◆ WHAT IS REQUIRED
From the entries below, copy out every line with "this" in it.
* START *
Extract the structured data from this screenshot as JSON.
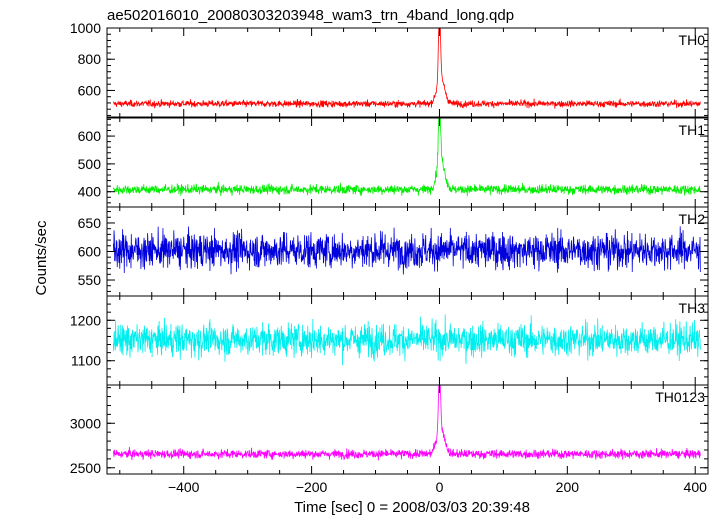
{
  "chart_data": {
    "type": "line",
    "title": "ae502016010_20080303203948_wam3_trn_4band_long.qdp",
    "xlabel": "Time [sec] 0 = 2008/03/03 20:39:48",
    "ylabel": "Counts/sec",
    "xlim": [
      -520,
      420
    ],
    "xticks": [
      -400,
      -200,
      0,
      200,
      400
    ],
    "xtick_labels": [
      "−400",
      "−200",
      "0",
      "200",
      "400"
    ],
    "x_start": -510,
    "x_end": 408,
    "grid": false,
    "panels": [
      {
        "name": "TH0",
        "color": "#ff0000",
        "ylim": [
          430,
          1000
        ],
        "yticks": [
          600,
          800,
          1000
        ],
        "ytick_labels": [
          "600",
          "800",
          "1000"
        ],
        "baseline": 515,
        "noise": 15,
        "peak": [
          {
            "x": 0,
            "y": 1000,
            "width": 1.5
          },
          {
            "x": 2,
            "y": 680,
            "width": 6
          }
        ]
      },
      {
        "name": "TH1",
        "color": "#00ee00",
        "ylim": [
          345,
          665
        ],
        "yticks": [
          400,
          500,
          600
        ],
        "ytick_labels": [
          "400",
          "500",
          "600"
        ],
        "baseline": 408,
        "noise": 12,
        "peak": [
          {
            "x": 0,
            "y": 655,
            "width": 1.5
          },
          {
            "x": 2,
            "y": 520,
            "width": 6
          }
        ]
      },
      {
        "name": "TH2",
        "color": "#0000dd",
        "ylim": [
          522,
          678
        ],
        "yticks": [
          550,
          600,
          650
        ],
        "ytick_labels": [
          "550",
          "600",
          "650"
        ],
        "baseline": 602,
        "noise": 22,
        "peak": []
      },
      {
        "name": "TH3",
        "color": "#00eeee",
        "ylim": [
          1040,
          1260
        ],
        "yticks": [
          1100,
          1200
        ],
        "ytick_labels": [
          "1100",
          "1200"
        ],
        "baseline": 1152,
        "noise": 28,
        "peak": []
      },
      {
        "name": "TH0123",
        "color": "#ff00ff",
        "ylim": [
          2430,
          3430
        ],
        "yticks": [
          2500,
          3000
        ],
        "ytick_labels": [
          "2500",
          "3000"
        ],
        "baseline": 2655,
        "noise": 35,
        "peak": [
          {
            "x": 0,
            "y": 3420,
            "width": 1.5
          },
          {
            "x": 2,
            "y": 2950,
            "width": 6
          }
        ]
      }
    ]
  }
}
* END *
* START *
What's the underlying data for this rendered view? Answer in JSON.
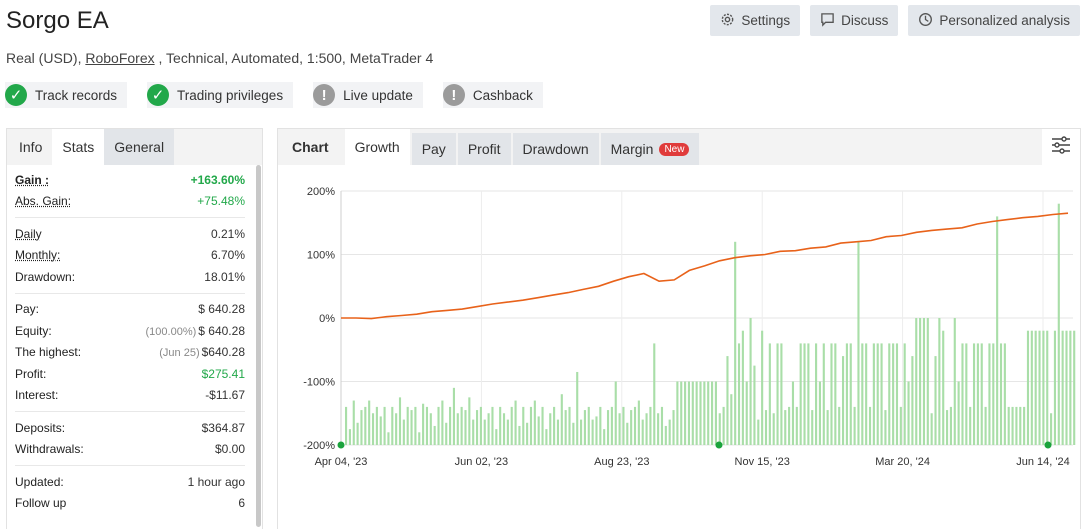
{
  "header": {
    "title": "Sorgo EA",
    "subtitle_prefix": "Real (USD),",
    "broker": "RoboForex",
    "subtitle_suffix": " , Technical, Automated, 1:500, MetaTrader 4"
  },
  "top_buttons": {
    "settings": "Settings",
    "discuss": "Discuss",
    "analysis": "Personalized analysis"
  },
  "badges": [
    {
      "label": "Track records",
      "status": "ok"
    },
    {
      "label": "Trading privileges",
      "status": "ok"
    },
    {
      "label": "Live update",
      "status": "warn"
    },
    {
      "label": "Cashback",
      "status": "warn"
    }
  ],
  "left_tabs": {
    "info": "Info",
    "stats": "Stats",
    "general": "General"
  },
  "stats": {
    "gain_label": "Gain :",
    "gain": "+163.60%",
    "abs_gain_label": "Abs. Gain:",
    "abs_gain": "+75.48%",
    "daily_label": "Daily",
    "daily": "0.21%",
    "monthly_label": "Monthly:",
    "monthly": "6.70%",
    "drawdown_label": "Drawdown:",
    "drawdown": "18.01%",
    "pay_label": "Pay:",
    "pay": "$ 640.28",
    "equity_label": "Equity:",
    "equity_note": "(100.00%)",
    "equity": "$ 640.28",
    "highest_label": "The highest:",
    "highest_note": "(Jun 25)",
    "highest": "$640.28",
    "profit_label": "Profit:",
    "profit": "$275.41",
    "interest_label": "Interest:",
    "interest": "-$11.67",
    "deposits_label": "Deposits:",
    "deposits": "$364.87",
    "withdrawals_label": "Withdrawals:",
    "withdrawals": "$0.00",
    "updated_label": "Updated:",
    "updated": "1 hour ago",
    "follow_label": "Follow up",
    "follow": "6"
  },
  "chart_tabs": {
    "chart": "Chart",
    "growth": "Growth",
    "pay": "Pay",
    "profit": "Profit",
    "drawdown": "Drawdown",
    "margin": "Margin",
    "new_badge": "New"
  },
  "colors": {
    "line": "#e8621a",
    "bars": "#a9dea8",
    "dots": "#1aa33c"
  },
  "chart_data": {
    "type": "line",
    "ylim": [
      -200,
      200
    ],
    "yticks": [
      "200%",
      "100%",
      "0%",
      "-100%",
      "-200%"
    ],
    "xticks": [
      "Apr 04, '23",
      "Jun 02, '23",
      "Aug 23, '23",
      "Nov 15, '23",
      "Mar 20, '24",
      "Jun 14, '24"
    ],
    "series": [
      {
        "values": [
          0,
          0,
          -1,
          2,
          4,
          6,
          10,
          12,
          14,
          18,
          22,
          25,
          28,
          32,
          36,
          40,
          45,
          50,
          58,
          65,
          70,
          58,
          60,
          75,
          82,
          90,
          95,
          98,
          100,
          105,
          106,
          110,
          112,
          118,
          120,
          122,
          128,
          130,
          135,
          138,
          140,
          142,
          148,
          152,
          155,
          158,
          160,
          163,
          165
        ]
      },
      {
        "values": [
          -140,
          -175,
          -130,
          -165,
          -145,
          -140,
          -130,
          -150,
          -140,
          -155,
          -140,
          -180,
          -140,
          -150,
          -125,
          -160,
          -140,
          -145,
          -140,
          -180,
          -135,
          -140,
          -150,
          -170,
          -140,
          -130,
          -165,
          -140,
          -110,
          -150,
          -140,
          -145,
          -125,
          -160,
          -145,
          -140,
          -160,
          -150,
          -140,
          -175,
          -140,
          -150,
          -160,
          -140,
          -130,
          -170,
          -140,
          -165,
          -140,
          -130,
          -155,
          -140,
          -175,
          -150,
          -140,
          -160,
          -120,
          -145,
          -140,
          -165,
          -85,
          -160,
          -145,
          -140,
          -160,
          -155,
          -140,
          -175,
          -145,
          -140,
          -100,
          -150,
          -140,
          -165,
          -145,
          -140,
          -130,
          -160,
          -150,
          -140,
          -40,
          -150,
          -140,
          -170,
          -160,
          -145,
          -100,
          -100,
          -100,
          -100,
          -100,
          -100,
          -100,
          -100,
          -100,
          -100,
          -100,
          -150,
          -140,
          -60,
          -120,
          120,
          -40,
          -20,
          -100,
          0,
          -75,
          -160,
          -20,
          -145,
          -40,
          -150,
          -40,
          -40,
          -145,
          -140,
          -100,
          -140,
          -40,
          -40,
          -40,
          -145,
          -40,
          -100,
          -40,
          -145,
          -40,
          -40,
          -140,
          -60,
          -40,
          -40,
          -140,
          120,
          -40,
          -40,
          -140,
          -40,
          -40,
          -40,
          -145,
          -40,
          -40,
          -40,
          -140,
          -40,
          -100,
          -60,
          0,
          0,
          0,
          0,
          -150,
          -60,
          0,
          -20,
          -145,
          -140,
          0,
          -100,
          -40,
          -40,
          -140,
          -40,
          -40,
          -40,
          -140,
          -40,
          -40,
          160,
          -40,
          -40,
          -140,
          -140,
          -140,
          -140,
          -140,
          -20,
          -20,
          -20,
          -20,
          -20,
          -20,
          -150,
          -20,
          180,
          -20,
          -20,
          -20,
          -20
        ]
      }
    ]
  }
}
* END *
◆ WRITTEN SOLUTION
Extract the structured data from this screenshot as JSON.
What's the underlying data for this rendered view? Answer in JSON.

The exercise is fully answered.